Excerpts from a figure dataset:
+ + + +
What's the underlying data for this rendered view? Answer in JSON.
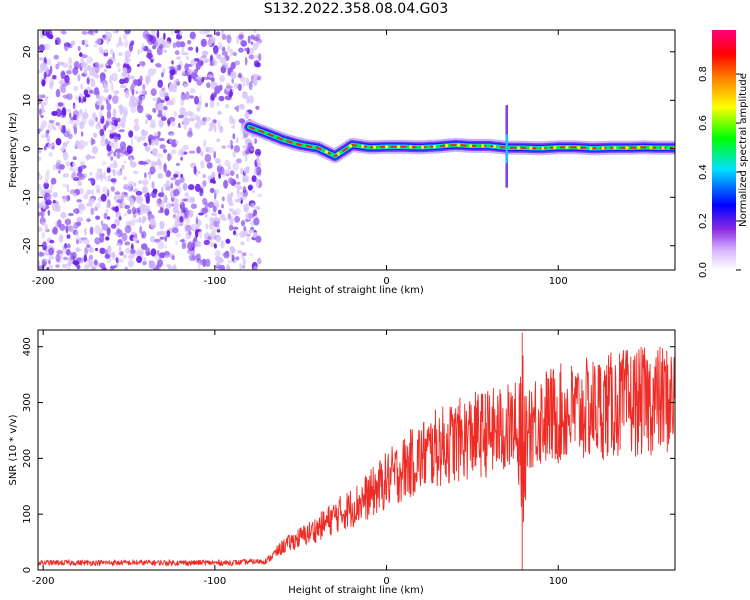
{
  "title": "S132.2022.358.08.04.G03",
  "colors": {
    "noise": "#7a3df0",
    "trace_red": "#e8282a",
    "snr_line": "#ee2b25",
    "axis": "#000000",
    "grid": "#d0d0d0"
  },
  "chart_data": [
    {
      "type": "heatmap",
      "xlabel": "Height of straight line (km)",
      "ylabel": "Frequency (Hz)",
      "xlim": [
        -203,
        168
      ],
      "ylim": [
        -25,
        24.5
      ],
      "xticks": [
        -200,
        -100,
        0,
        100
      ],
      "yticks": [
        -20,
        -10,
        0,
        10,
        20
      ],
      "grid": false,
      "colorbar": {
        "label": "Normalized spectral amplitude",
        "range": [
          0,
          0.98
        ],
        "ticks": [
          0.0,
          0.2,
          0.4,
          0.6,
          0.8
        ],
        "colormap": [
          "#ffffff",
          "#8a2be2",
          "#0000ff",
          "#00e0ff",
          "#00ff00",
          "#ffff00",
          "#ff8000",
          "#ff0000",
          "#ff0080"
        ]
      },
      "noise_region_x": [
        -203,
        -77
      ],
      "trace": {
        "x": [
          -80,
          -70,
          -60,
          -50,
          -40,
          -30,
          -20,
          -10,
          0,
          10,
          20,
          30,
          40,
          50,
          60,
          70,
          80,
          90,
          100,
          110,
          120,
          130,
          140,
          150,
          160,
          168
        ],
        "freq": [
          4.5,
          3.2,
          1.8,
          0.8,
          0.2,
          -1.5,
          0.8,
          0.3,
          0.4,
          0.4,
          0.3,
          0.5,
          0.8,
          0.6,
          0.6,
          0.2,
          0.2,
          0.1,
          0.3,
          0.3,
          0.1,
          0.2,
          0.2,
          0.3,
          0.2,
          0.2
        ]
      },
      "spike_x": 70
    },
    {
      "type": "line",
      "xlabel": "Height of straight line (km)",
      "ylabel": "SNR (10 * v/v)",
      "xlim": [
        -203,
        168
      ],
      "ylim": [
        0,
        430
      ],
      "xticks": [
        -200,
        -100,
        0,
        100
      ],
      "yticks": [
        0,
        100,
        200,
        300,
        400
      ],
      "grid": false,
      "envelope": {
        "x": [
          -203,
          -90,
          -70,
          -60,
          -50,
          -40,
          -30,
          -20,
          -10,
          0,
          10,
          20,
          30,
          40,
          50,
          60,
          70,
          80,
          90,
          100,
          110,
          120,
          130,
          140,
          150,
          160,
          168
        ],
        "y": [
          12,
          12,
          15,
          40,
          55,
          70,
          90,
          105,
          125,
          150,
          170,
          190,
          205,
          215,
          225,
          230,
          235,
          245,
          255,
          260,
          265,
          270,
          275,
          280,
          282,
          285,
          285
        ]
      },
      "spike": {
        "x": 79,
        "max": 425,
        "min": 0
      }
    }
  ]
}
+ + + +
Print all of the records shown above exactly, leaving out each picture.

Task answer:
What's the underlying data for this rendered view? Answer in JSON.
{
  "title": "S132.2022.358.08.04.G03",
  "colors": {
    "noise": "#7a3df0",
    "trace_red": "#e8282a",
    "snr_line": "#ee2b25",
    "axis": "#000000",
    "grid": "#d0d0d0"
  },
  "chart_data": [
    {
      "type": "heatmap",
      "xlabel": "Height of straight line (km)",
      "ylabel": "Frequency (Hz)",
      "xlim": [
        -203,
        168
      ],
      "ylim": [
        -25,
        24.5
      ],
      "xticks": [
        -200,
        -100,
        0,
        100
      ],
      "yticks": [
        -20,
        -10,
        0,
        10,
        20
      ],
      "grid": false,
      "colorbar": {
        "label": "Normalized spectral amplitude",
        "range": [
          0,
          0.98
        ],
        "ticks": [
          0.0,
          0.2,
          0.4,
          0.6,
          0.8
        ],
        "colormap": [
          "#ffffff",
          "#8a2be2",
          "#0000ff",
          "#00e0ff",
          "#00ff00",
          "#ffff00",
          "#ff8000",
          "#ff0000",
          "#ff0080"
        ]
      },
      "noise_region_x": [
        -203,
        -77
      ],
      "trace": {
        "x": [
          -80,
          -70,
          -60,
          -50,
          -40,
          -30,
          -20,
          -10,
          0,
          10,
          20,
          30,
          40,
          50,
          60,
          70,
          80,
          90,
          100,
          110,
          120,
          130,
          140,
          150,
          160,
          168
        ],
        "freq": [
          4.5,
          3.2,
          1.8,
          0.8,
          0.2,
          -1.5,
          0.8,
          0.3,
          0.4,
          0.4,
          0.3,
          0.5,
          0.8,
          0.6,
          0.6,
          0.2,
          0.2,
          0.1,
          0.3,
          0.3,
          0.1,
          0.2,
          0.2,
          0.3,
          0.2,
          0.2
        ]
      },
      "spike_x": 70
    },
    {
      "type": "line",
      "xlabel": "Height of straight line (km)",
      "ylabel": "SNR (10 * v/v)",
      "xlim": [
        -203,
        168
      ],
      "ylim": [
        0,
        430
      ],
      "xticks": [
        -200,
        -100,
        0,
        100
      ],
      "yticks": [
        0,
        100,
        200,
        300,
        400
      ],
      "grid": false,
      "envelope": {
        "x": [
          -203,
          -90,
          -70,
          -60,
          -50,
          -40,
          -30,
          -20,
          -10,
          0,
          10,
          20,
          30,
          40,
          50,
          60,
          70,
          80,
          90,
          100,
          110,
          120,
          130,
          140,
          150,
          160,
          168
        ],
        "y": [
          12,
          12,
          15,
          40,
          55,
          70,
          90,
          105,
          125,
          150,
          170,
          190,
          205,
          215,
          225,
          230,
          235,
          245,
          255,
          260,
          265,
          270,
          275,
          280,
          282,
          285,
          285
        ]
      },
      "spike": {
        "x": 79,
        "max": 425,
        "min": 0
      }
    }
  ]
}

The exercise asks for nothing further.